Aim of the exercise: Can you print the data exactly and leave out each image?

>> Start

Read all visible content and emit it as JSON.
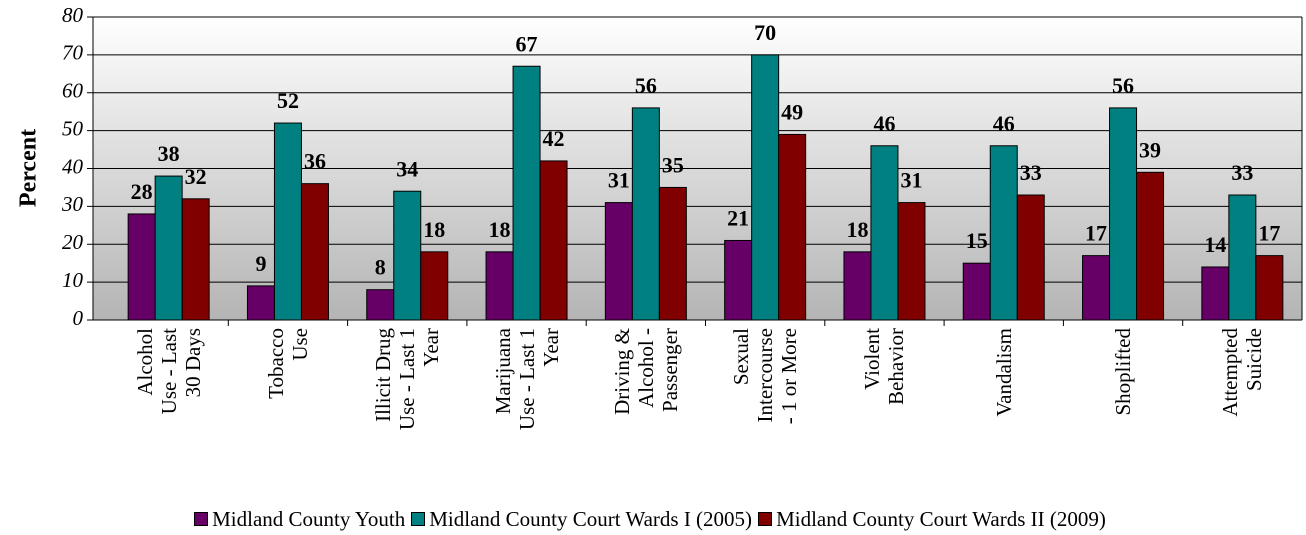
{
  "chart_data": {
    "type": "bar",
    "y_label": "Percent",
    "categories": [
      [
        "Alcohol",
        "Use - Last",
        "30 Days"
      ],
      [
        "Tobacco",
        "Use"
      ],
      [
        "Illicit Drug",
        "Use - Last 1",
        "Year"
      ],
      [
        "Marijuana",
        "Use - Last 1",
        "Year"
      ],
      [
        "Driving &",
        "Alcohol -",
        "Passenger"
      ],
      [
        "Sexual",
        "Intercourse",
        "- 1 or More"
      ],
      [
        "Violent",
        "Behavior"
      ],
      [
        "Vandalism"
      ],
      [
        "Shoplifted"
      ],
      [
        "Attempted",
        "Suicide"
      ]
    ],
    "series": [
      {
        "name": "Midland County Youth",
        "color": "#660066",
        "values": [
          28,
          9,
          8,
          18,
          31,
          21,
          18,
          15,
          17,
          14
        ]
      },
      {
        "name": "Midland County Court Wards I (2005)",
        "color": "#008080",
        "values": [
          38,
          52,
          34,
          67,
          56,
          70,
          46,
          46,
          56,
          33
        ]
      },
      {
        "name": "Midland County Court Wards II (2009)",
        "color": "#800000",
        "values": [
          32,
          36,
          18,
          42,
          35,
          49,
          31,
          33,
          39,
          17
        ]
      }
    ],
    "ylim": [
      0,
      80
    ],
    "yticks": [
      0,
      10,
      20,
      30,
      40,
      50,
      60,
      70,
      80
    ],
    "grid": true
  }
}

>> End

Written solution:
Read all visible content and emit it as JSON.
{
  "chart_data": {
    "type": "bar",
    "y_label": "Percent",
    "categories": [
      [
        "Alcohol",
        "Use - Last",
        "30 Days"
      ],
      [
        "Tobacco",
        "Use"
      ],
      [
        "Illicit Drug",
        "Use - Last 1",
        "Year"
      ],
      [
        "Marijuana",
        "Use - Last 1",
        "Year"
      ],
      [
        "Driving &",
        "Alcohol -",
        "Passenger"
      ],
      [
        "Sexual",
        "Intercourse",
        "- 1 or More"
      ],
      [
        "Violent",
        "Behavior"
      ],
      [
        "Vandalism"
      ],
      [
        "Shoplifted"
      ],
      [
        "Attempted",
        "Suicide"
      ]
    ],
    "series": [
      {
        "name": "Midland County Youth",
        "color": "#660066",
        "values": [
          28,
          9,
          8,
          18,
          31,
          21,
          18,
          15,
          17,
          14
        ]
      },
      {
        "name": "Midland County Court Wards I (2005)",
        "color": "#008080",
        "values": [
          38,
          52,
          34,
          67,
          56,
          70,
          46,
          46,
          56,
          33
        ]
      },
      {
        "name": "Midland County Court Wards II (2009)",
        "color": "#800000",
        "values": [
          32,
          36,
          18,
          42,
          35,
          49,
          31,
          33,
          39,
          17
        ]
      }
    ],
    "ylim": [
      0,
      80
    ],
    "yticks": [
      0,
      10,
      20,
      30,
      40,
      50,
      60,
      70,
      80
    ],
    "grid": true
  }
}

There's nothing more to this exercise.